* start STORED RECORDS *
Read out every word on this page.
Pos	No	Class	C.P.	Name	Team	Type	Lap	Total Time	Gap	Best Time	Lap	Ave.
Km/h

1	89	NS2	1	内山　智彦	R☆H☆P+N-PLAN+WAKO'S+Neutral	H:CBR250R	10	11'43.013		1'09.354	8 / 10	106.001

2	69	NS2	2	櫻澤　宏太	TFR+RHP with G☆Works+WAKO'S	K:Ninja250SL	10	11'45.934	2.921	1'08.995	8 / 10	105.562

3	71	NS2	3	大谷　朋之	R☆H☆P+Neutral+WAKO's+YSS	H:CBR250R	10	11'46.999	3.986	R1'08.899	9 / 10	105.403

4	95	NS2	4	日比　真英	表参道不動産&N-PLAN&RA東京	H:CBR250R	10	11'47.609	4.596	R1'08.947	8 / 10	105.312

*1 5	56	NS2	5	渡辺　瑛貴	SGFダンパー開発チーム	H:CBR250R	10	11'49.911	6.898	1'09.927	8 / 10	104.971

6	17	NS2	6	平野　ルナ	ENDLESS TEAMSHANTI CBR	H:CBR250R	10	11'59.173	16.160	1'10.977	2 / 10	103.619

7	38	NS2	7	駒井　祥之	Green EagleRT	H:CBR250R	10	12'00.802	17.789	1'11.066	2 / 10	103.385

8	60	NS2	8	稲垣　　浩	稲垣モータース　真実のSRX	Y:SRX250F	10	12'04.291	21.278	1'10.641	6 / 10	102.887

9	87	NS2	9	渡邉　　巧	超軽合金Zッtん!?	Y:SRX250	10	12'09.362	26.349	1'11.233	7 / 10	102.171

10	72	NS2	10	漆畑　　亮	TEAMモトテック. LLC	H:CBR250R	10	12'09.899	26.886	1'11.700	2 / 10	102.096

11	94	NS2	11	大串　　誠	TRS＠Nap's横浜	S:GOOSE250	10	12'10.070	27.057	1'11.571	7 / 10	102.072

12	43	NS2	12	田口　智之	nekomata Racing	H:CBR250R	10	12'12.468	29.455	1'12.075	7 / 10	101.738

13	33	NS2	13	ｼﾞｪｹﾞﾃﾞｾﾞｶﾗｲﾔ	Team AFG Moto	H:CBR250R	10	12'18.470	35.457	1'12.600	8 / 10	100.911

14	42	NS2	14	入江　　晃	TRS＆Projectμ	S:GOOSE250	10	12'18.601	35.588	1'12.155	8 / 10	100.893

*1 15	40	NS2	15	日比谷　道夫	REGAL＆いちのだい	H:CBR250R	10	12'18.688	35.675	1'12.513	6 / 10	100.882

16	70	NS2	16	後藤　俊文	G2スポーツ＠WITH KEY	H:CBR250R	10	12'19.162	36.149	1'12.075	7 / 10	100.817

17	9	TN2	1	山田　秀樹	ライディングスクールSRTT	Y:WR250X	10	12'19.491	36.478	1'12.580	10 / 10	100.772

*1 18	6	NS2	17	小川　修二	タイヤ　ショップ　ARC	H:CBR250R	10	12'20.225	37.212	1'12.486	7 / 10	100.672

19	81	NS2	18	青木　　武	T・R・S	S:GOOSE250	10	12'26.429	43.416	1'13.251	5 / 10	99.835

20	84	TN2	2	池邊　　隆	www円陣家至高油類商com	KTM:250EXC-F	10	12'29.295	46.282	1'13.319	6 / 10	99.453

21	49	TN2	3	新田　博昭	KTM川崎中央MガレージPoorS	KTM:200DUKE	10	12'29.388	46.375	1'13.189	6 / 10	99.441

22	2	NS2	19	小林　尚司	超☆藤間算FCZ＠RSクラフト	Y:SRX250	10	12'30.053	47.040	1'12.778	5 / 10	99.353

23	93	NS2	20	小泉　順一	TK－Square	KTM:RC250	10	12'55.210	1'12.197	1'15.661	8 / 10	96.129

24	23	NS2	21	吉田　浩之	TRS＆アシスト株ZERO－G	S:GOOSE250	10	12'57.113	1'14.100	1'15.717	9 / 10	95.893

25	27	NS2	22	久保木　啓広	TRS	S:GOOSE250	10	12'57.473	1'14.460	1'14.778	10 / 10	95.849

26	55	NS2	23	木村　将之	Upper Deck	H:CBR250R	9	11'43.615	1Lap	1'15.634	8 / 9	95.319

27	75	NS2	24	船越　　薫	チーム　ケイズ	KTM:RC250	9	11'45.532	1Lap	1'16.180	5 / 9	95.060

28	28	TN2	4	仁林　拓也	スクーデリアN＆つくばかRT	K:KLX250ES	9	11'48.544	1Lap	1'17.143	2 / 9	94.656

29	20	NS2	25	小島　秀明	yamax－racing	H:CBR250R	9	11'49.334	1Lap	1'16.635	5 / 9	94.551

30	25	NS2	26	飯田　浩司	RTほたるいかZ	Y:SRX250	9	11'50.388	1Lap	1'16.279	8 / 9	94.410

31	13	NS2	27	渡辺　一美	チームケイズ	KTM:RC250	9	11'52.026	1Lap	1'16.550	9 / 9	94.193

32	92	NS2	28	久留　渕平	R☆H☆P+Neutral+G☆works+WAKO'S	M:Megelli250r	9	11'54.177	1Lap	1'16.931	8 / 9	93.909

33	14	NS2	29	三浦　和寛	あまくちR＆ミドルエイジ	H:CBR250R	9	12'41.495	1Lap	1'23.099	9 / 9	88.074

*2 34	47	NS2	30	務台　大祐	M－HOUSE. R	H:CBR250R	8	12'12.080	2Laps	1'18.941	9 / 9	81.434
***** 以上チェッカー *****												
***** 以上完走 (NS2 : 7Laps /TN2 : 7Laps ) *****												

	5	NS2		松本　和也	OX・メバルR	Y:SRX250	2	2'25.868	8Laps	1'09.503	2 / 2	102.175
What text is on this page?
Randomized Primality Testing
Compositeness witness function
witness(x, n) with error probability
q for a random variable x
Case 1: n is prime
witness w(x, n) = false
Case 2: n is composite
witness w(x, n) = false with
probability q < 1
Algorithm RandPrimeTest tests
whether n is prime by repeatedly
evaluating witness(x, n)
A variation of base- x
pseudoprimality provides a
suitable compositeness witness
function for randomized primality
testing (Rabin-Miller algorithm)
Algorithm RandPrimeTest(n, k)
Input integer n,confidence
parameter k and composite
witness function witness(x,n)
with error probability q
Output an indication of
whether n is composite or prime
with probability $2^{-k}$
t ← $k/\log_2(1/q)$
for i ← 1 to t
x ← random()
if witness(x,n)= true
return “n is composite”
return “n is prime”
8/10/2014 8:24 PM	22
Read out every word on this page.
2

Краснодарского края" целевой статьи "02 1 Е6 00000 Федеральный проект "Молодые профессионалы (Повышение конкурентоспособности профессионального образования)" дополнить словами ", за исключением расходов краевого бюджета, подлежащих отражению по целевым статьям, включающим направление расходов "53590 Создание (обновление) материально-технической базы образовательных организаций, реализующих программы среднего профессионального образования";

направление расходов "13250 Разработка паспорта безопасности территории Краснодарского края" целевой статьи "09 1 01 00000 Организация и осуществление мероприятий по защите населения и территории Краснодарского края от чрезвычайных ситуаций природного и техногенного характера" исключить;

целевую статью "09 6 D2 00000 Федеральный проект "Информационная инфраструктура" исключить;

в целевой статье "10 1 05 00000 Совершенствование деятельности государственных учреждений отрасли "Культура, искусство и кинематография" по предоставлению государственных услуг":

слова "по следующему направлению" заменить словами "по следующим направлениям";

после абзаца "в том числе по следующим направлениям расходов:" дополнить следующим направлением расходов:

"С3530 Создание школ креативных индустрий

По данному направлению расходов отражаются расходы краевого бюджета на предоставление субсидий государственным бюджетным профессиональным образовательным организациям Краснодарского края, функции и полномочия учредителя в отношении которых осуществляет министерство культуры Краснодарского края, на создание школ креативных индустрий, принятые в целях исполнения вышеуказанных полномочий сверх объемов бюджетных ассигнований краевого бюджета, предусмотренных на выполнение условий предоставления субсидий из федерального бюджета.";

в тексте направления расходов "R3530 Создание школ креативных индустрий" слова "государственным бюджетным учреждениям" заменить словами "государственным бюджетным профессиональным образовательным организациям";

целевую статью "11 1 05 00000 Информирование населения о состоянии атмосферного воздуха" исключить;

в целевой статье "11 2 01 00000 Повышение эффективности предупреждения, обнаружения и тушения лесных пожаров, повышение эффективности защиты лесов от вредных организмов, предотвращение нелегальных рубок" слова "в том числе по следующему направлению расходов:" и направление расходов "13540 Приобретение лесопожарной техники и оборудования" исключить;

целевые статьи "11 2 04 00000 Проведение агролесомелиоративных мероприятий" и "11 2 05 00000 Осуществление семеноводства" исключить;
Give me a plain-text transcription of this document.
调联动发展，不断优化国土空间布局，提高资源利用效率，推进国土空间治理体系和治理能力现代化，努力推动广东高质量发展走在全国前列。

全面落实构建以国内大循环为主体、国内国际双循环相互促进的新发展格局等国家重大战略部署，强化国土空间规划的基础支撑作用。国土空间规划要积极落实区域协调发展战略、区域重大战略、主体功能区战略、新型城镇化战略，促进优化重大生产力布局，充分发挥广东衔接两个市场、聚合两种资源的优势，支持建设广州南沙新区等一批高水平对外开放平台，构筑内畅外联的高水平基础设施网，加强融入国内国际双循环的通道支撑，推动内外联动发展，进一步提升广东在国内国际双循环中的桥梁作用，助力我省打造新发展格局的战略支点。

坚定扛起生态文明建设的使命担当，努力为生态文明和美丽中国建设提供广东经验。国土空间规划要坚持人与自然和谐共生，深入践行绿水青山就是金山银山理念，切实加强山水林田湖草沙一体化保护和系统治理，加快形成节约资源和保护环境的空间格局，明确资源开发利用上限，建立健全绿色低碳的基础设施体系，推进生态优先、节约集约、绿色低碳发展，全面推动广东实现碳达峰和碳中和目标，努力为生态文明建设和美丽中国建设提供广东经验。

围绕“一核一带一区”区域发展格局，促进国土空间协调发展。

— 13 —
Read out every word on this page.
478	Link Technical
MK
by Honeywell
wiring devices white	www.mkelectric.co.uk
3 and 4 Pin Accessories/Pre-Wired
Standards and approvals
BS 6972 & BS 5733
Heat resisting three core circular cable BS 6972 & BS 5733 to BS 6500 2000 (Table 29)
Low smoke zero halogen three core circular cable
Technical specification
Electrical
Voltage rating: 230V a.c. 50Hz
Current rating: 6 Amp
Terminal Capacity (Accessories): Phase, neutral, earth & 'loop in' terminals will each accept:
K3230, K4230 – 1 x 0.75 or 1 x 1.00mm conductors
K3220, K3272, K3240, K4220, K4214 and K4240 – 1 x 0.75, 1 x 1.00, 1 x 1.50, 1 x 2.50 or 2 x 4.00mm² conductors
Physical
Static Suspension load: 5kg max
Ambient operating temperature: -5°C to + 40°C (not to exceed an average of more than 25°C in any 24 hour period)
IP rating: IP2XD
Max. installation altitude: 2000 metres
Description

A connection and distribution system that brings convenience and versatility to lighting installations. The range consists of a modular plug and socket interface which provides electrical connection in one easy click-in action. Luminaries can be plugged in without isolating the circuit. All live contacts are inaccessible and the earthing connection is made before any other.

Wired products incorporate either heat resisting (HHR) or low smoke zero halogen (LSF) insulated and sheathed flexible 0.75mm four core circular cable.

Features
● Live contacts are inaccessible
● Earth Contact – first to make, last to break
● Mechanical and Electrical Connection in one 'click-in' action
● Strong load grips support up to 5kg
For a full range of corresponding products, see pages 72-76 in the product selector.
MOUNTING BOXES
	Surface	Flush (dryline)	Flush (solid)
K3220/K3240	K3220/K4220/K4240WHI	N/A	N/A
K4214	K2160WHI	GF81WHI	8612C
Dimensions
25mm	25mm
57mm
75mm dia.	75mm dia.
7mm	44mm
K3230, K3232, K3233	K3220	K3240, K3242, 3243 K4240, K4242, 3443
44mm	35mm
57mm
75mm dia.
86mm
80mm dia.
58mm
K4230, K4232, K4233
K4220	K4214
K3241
* end STORED RECORDS *
EXERCISE DETAILS: Each line that contains the string "conductors" counts once; say how many there are and nothing else.

OUTPUT FOR THIS EXERCISE: 2